* _Work required_:
In the entries below, identify every line with the string "sent" and copy it.
----- Available data -----
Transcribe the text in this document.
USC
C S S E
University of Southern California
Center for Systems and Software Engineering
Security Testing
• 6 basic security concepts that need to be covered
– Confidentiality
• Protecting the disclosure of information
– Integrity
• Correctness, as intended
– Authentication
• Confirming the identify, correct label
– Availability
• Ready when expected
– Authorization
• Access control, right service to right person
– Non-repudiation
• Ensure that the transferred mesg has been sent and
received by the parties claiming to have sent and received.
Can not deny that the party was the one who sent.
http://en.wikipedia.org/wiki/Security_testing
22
-----
* _Written response_:
• Ensure that the transferred mesg has been sent and
received by the parties claiming to have sent and received.
Can not deny that the party was the one who sent.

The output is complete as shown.